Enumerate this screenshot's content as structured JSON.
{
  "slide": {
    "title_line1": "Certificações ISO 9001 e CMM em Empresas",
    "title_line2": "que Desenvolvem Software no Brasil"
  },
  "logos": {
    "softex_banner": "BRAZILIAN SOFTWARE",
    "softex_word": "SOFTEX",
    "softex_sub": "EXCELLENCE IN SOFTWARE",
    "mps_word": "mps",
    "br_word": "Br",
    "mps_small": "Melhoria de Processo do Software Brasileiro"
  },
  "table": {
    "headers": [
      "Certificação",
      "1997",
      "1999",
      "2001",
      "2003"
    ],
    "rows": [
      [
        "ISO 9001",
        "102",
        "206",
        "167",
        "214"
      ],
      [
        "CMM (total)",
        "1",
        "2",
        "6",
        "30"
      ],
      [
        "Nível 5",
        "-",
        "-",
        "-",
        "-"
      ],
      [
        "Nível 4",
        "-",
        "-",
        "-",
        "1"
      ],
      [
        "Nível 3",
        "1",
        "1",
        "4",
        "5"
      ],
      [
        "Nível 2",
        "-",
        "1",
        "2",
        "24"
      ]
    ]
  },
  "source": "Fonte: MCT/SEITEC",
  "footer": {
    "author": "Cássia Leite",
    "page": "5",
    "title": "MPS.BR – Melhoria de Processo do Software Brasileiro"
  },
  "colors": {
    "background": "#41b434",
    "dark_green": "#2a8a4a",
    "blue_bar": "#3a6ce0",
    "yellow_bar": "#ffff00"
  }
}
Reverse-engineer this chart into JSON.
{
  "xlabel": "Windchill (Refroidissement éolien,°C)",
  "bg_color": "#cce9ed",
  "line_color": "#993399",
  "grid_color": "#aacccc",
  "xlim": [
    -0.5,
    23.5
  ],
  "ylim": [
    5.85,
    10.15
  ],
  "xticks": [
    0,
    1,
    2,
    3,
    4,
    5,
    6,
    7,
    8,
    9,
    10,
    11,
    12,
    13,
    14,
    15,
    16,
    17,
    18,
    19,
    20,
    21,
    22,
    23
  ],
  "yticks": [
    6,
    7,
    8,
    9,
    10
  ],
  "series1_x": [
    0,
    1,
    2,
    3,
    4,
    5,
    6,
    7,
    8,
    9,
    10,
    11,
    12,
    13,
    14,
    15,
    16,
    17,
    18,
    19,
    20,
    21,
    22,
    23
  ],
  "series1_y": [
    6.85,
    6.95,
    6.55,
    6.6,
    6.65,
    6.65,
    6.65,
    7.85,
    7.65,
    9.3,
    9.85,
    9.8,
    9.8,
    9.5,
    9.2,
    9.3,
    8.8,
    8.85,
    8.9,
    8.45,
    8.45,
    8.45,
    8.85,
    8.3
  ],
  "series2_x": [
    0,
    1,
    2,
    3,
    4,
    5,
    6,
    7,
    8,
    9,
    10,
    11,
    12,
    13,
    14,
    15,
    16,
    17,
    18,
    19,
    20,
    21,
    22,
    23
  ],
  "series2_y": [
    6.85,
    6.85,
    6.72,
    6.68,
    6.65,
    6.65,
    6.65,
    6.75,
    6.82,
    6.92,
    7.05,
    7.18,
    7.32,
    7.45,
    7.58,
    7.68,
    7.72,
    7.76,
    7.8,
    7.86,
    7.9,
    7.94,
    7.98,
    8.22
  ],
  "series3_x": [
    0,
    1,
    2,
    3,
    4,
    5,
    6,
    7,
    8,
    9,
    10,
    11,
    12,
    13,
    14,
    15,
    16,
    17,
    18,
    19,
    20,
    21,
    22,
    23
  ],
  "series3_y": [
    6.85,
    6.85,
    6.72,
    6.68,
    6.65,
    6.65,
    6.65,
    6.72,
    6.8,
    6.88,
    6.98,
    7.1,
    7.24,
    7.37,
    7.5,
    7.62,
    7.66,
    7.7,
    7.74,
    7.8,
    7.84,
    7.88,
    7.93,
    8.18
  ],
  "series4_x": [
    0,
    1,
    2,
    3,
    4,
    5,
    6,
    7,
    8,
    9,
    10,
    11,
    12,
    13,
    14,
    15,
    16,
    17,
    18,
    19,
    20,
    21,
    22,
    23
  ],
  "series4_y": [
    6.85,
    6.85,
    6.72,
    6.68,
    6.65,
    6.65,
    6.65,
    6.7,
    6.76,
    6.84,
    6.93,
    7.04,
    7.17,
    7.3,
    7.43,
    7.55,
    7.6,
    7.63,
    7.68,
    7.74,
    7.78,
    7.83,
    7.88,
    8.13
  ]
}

===

Give the count of lines in the listing above that include "JSON", with no other words.

2